> **Provided records**
***
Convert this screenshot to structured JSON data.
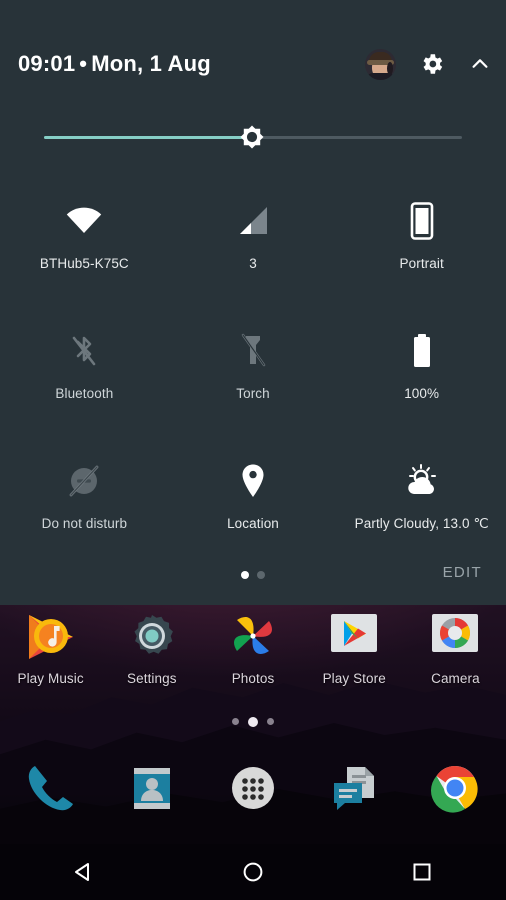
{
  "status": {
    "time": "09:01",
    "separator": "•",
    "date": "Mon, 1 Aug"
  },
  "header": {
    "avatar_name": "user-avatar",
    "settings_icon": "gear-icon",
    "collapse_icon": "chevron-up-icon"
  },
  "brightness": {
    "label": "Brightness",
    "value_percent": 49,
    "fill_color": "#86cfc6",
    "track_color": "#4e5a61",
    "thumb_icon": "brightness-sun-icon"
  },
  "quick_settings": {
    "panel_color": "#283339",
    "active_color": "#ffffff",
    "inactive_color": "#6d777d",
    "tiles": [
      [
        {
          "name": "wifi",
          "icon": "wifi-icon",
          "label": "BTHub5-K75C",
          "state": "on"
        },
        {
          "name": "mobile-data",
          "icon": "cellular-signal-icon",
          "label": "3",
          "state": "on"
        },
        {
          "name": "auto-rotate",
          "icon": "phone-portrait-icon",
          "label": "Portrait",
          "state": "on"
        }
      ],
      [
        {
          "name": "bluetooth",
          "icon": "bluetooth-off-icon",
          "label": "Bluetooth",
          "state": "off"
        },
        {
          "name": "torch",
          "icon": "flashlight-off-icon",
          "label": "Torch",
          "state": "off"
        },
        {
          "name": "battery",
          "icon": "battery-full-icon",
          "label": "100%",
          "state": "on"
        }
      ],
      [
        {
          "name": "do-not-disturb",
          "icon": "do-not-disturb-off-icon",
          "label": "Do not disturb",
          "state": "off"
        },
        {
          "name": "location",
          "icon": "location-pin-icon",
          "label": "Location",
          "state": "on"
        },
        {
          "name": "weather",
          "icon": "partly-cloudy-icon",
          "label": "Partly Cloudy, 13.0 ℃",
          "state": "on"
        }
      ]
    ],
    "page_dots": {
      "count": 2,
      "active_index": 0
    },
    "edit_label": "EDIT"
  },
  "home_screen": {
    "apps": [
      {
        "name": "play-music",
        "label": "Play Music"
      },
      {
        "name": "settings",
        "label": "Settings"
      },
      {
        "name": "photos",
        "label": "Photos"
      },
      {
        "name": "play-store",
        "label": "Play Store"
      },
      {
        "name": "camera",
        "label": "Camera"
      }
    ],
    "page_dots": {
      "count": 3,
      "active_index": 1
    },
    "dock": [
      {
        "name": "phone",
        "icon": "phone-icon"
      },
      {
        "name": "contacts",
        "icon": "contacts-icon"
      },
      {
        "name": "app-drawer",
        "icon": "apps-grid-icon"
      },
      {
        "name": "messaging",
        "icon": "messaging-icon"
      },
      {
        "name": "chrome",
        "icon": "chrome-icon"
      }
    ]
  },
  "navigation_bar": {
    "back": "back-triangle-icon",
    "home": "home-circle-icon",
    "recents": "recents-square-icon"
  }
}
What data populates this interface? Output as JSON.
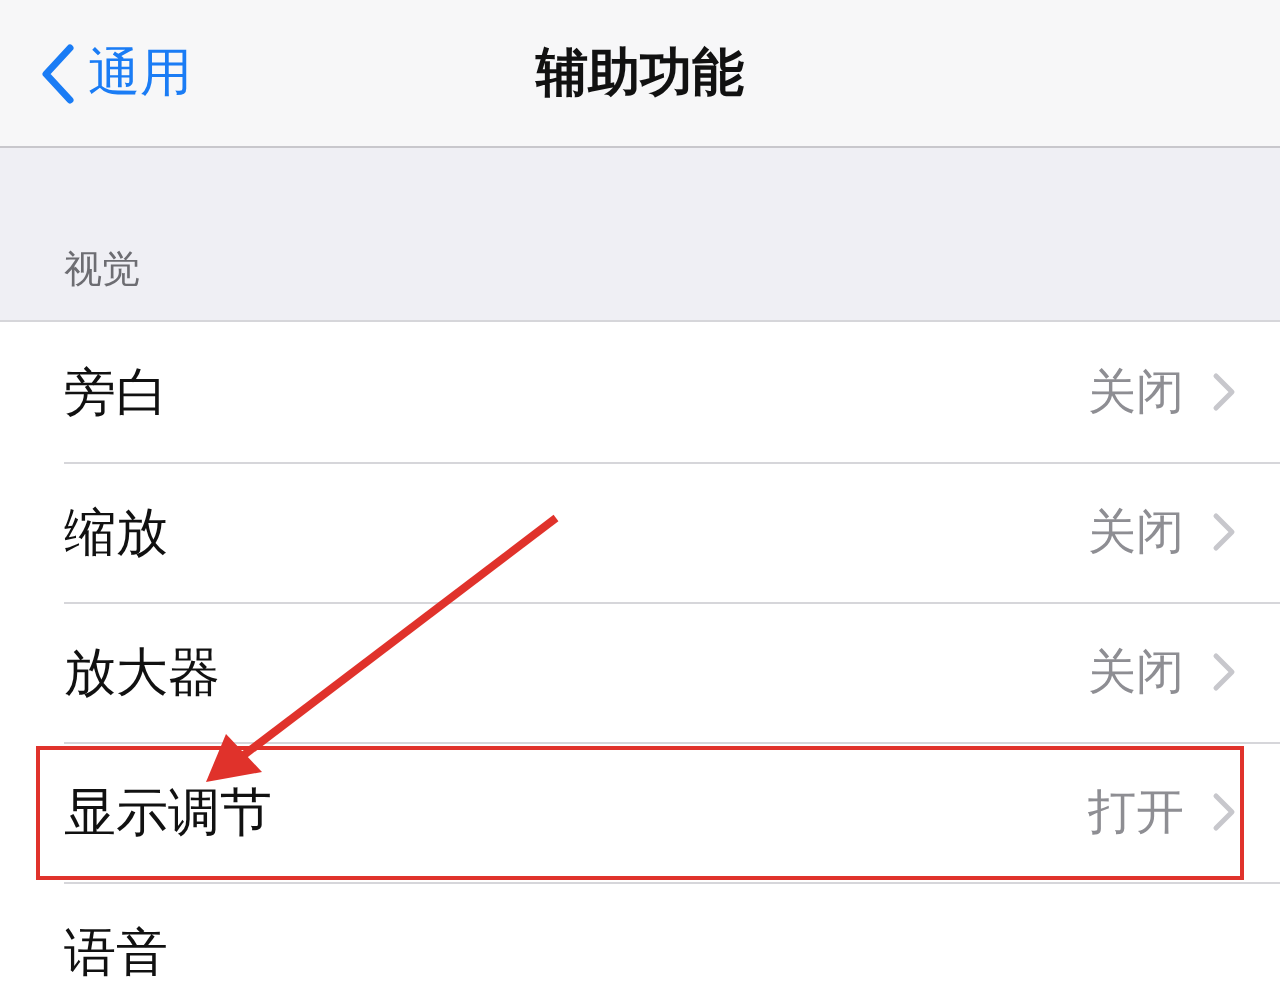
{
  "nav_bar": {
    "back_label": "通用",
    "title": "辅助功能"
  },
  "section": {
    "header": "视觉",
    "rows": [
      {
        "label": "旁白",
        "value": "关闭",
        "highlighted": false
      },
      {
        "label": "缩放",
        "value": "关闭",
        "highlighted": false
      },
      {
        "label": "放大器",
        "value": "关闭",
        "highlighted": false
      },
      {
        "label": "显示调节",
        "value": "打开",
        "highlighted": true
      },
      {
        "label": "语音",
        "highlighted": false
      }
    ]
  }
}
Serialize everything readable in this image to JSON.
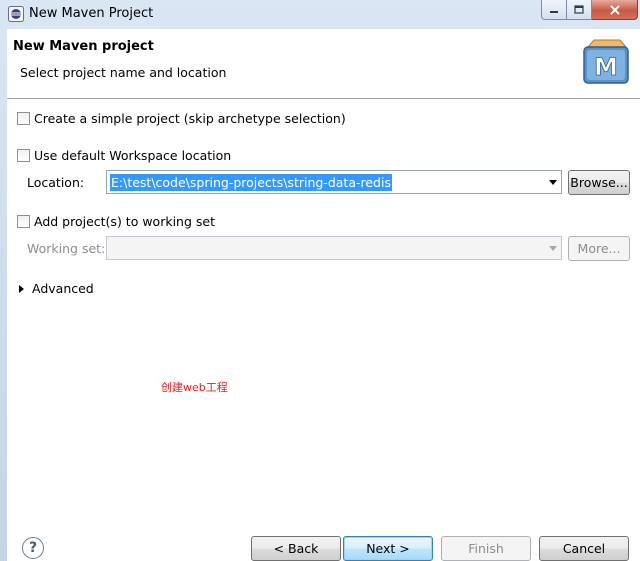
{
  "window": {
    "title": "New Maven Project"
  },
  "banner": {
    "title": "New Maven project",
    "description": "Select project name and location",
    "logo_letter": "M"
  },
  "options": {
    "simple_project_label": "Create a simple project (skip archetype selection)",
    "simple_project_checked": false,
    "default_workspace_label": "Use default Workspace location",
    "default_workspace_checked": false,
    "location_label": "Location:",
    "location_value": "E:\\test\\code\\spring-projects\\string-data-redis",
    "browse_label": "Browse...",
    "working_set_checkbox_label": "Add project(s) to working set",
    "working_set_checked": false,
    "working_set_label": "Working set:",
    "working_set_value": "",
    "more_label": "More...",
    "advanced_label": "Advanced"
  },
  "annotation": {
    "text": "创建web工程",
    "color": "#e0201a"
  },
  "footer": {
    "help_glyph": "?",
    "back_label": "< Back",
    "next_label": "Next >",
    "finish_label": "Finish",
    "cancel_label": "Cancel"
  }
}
***
> **Exercise requirements**
The records above are to be restated exactly, without their pictures.

> **Answer to the task**
Convert this screenshot to structured JSON data.
{
  "status": {
    "time": "09:01",
    "separator": "•",
    "date": "Mon, 1 Aug"
  },
  "header": {
    "avatar_name": "user-avatar",
    "settings_icon": "gear-icon",
    "collapse_icon": "chevron-up-icon"
  },
  "brightness": {
    "label": "Brightness",
    "value_percent": 49,
    "fill_color": "#86cfc6",
    "track_color": "#4e5a61",
    "thumb_icon": "brightness-sun-icon"
  },
  "quick_settings": {
    "panel_color": "#283339",
    "active_color": "#ffffff",
    "inactive_color": "#6d777d",
    "tiles": [
      [
        {
          "name": "wifi",
          "icon": "wifi-icon",
          "label": "BTHub5-K75C",
          "state": "on"
        },
        {
          "name": "mobile-data",
          "icon": "cellular-signal-icon",
          "label": "3",
          "state": "on"
        },
        {
          "name": "auto-rotate",
          "icon": "phone-portrait-icon",
          "label": "Portrait",
          "state": "on"
        }
      ],
      [
        {
          "name": "bluetooth",
          "icon": "bluetooth-off-icon",
          "label": "Bluetooth",
          "state": "off"
        },
        {
          "name": "torch",
          "icon": "flashlight-off-icon",
          "label": "Torch",
          "state": "off"
        },
        {
          "name": "battery",
          "icon": "battery-full-icon",
          "label": "100%",
          "state": "on"
        }
      ],
      [
        {
          "name": "do-not-disturb",
          "icon": "do-not-disturb-off-icon",
          "label": "Do not disturb",
          "state": "off"
        },
        {
          "name": "location",
          "icon": "location-pin-icon",
          "label": "Location",
          "state": "on"
        },
        {
          "name": "weather",
          "icon": "partly-cloudy-icon",
          "label": "Partly Cloudy, 13.0 ℃",
          "state": "on"
        }
      ]
    ],
    "page_dots": {
      "count": 2,
      "active_index": 0
    },
    "edit_label": "EDIT"
  },
  "home_screen": {
    "apps": [
      {
        "name": "play-music",
        "label": "Play Music"
      },
      {
        "name": "settings",
        "label": "Settings"
      },
      {
        "name": "photos",
        "label": "Photos"
      },
      {
        "name": "play-store",
        "label": "Play Store"
      },
      {
        "name": "camera",
        "label": "Camera"
      }
    ],
    "page_dots": {
      "count": 3,
      "active_index": 1
    },
    "dock": [
      {
        "name": "phone",
        "icon": "phone-icon"
      },
      {
        "name": "contacts",
        "icon": "contacts-icon"
      },
      {
        "name": "app-drawer",
        "icon": "apps-grid-icon"
      },
      {
        "name": "messaging",
        "icon": "messaging-icon"
      },
      {
        "name": "chrome",
        "icon": "chrome-icon"
      }
    ]
  },
  "navigation_bar": {
    "back": "back-triangle-icon",
    "home": "home-circle-icon",
    "recents": "recents-square-icon"
  }
}
What data populates this interface? Output as JSON.
{
  "nav_bar": {
    "back_label": "通用",
    "title": "辅助功能"
  },
  "section": {
    "header": "视觉",
    "rows": [
      {
        "label": "旁白",
        "value": "关闭",
        "highlighted": false
      },
      {
        "label": "缩放",
        "value": "关闭",
        "highlighted": false
      },
      {
        "label": "放大器",
        "value": "关闭",
        "highlighted": false
      },
      {
        "label": "显示调节",
        "value": "打开",
        "highlighted": true
      },
      {
        "label": "语音",
        "highlighted": false
      }
    ]
  }
}
Serialize everything readable in this image to JSON.
{
  "window": {
    "title": "New Maven Project"
  },
  "banner": {
    "title": "New Maven project",
    "description": "Select project name and location",
    "logo_letter": "M"
  },
  "options": {
    "simple_project_label": "Create a simple project (skip archetype selection)",
    "simple_project_checked": false,
    "default_workspace_label": "Use default Workspace location",
    "default_workspace_checked": false,
    "location_label": "Location:",
    "location_value": "E:\\test\\code\\spring-projects\\string-data-redis",
    "browse_label": "Browse...",
    "working_set_checkbox_label": "Add project(s) to working set",
    "working_set_checked": false,
    "working_set_label": "Working set:",
    "working_set_value": "",
    "more_label": "More...",
    "advanced_label": "Advanced"
  },
  "annotation": {
    "text": "创建web工程",
    "color": "#e0201a"
  },
  "footer": {
    "help_glyph": "?",
    "back_label": "< Back",
    "next_label": "Next >",
    "finish_label": "Finish",
    "cancel_label": "Cancel"
  }
}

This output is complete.